TASK DESCRIPTION | Skip the pictures. Repeat everything else in the records word for word.

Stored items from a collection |
* * *
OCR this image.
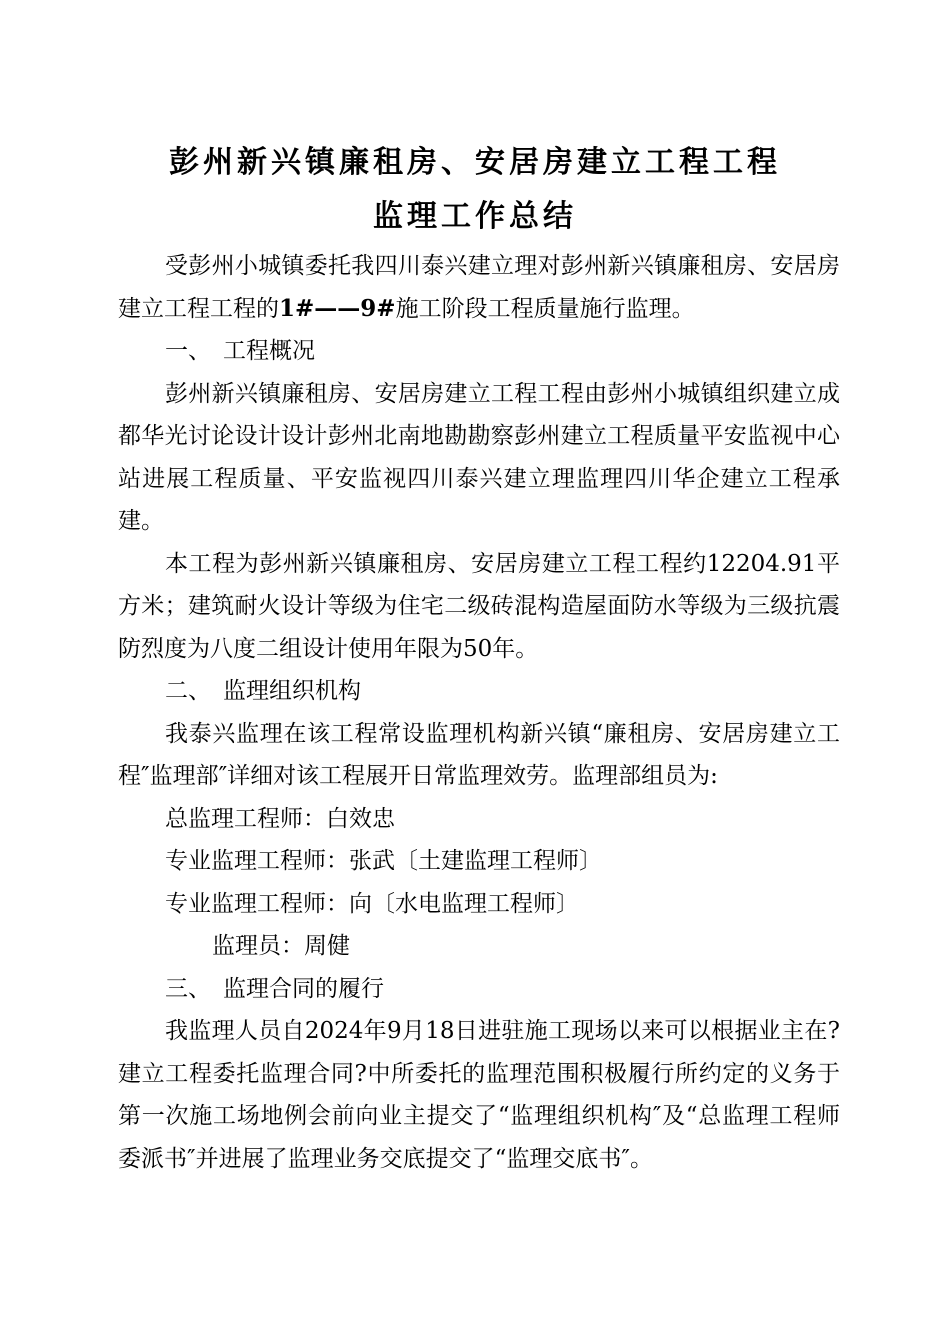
彭州新兴镇廉租房、安居房建立工程工程
监理工作总结

受彭州小城镇委托我四川泰兴建立理对彭州新兴镇廉租房、安居房建立工程工程的1#——9#施工阶段工程质量施行监理。

一、 工程概况

彭州新兴镇廉租房、安居房建立工程工程由彭州小城镇组织建立成都华光讨论设计设计彭州北南地勘勘察彭州建立工程质量平安监视中心站进展工程质量、平安监视四川泰兴建立理监理四川华企建立工程承建。

本工程为彭州新兴镇廉租房、安居房建立工程工程约12204.91平方米；建筑耐火设计等级为住宅二级砖混构造屋面防水等级为三级抗震防烈度为八度二组设计使用年限为50年。

二、 监理组织机构

我泰兴监理在该工程常设监理机构新兴镇“廉租房、安居房建立工程″监理部″详细对该工程展开日常监理效劳。监理部组员为:

总监理工程师：白效忠

专业监理工程师：张武〔土建监理工程师〕

专业监理工程师：向〔水电监理工程师〕

监理员：周健

三、 监理合同的履行

我监理人员自2024年9月18日进驻施工现场以来可以根据业主在?建立工程委托监理合同?中所委托的监理范围积极履行所约定的义务于第一次施工场地例会前向业主提交了“监理组织机构″及“总监理工程师委派书″并进展了监理业务交底提交了“监理交底书″。
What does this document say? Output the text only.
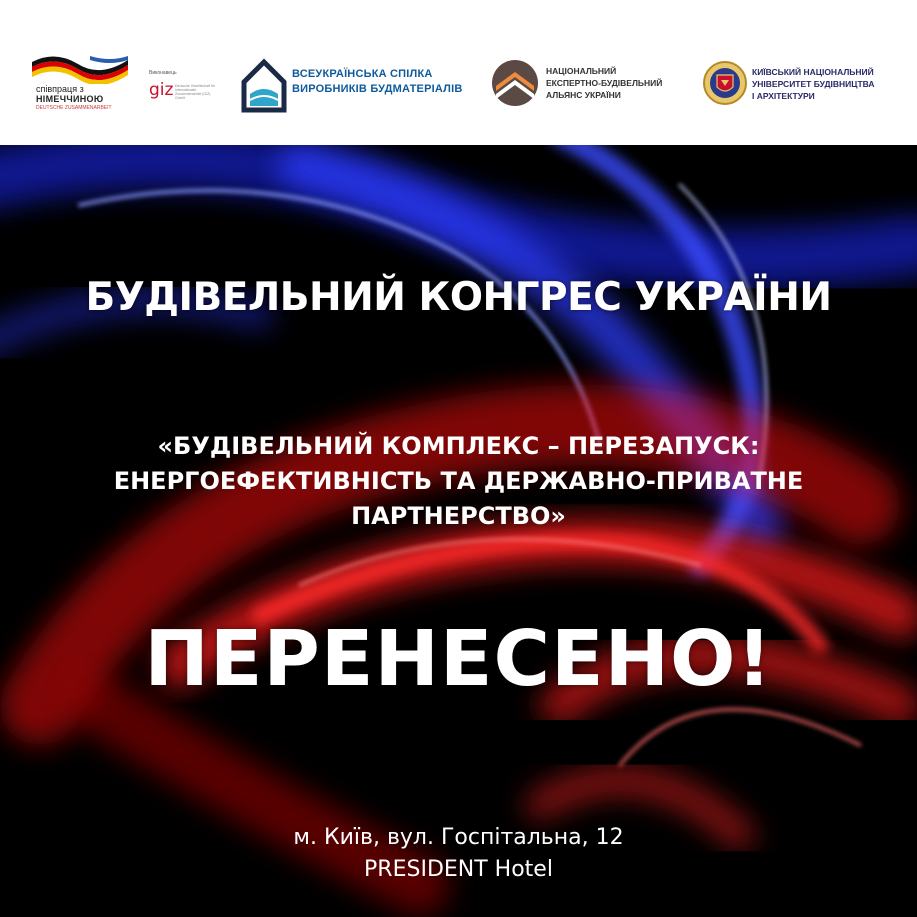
співпраця з
НІМЕЧЧИНОЮ
DEUTSCHE ZUSAMMENARBEIT
Виконавець
giz Deutsche Gesellschaft für Internationale Zusammenarbeit (GIZ) GmbH
ВСЕУКРАЇНСЬКА СПІЛКА
ВИРОБНИКІВ БУДМАТЕРІАЛІВ
НАЦІОНАЛЬНИЙ
ЕКСПЕРТНО-БУДІВЕЛЬНИЙ
АЛЬЯНС УКРАЇНИ
КИЇВСЬКИЙ НАЦІОНАЛЬНИЙ
УНІВЕРСИТЕТ БУДІВНИЦТВА
І АРХІТЕКТУРИ
БУДІВЕЛЬНИЙ КОНГРЕС УКРАЇНИ
«БУДІВЕЛЬНИЙ КОМПЛЕКС – ПЕРЕЗАПУСК:
ЕНЕРГОЕФЕКТИВНІСТЬ ТА ДЕРЖАВНО-ПРИВАТНЕ
ПАРТНЕРСТВО»
ПЕРЕНЕСЕНО!
м. Київ, вул. Госпітальна, 12
PRESIDENT Hotel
* * *
RESULT OF THE EXERCISE |
OCR this image.
彭州新兴镇廉租房、安居房建立工程工程
监理工作总结

受彭州小城镇委托我四川泰兴建立理对彭州新兴镇廉租房、安居房建立工程工程的1#——9#施工阶段工程质量施行监理。

一、 工程概况

彭州新兴镇廉租房、安居房建立工程工程由彭州小城镇组织建立成都华光讨论设计设计彭州北南地勘勘察彭州建立工程质量平安监视中心站进展工程质量、平安监视四川泰兴建立理监理四川华企建立工程承建。

本工程为彭州新兴镇廉租房、安居房建立工程工程约12204.91平方米；建筑耐火设计等级为住宅二级砖混构造屋面防水等级为三级抗震防烈度为八度二组设计使用年限为50年。

二、 监理组织机构

我泰兴监理在该工程常设监理机构新兴镇“廉租房、安居房建立工程″监理部″详细对该工程展开日常监理效劳。监理部组员为:

总监理工程师：白效忠

专业监理工程师：张武〔土建监理工程师〕

专业监理工程师：向〔水电监理工程师〕

监理员：周健

三、 监理合同的履行

我监理人员自2024年9月18日进驻施工现场以来可以根据业主在?建立工程委托监理合同?中所委托的监理范围积极履行所约定的义务于第一次施工场地例会前向业主提交了“监理组织机构″及“总监理工程师委派书″并进展了监理业务交底提交了“监理交底书″。
What does this document say? Output the text only.
співпраця з
НІМЕЧЧИНОЮ
DEUTSCHE ZUSAMMENARBEIT
Виконавець
giz Deutsche Gesellschaft für Internationale Zusammenarbeit (GIZ) GmbH
ВСЕУКРАЇНСЬКА СПІЛКА
ВИРОБНИКІВ БУДМАТЕРІАЛІВ
НАЦІОНАЛЬНИЙ
ЕКСПЕРТНО-БУДІВЕЛЬНИЙ
АЛЬЯНС УКРАЇНИ
КИЇВСЬКИЙ НАЦІОНАЛЬНИЙ
УНІВЕРСИТЕТ БУДІВНИЦТВА
І АРХІТЕКТУРИ
БУДІВЕЛЬНИЙ КОНГРЕС УКРАЇНИ
«БУДІВЕЛЬНИЙ КОМПЛЕКС – ПЕРЕЗАПУСК:
ЕНЕРГОЕФЕКТИВНІСТЬ ТА ДЕРЖАВНО-ПРИВАТНЕ
ПАРТНЕРСТВО»
ПЕРЕНЕСЕНО!
м. Київ, вул. Госпітальна, 12
PRESIDENT Hotel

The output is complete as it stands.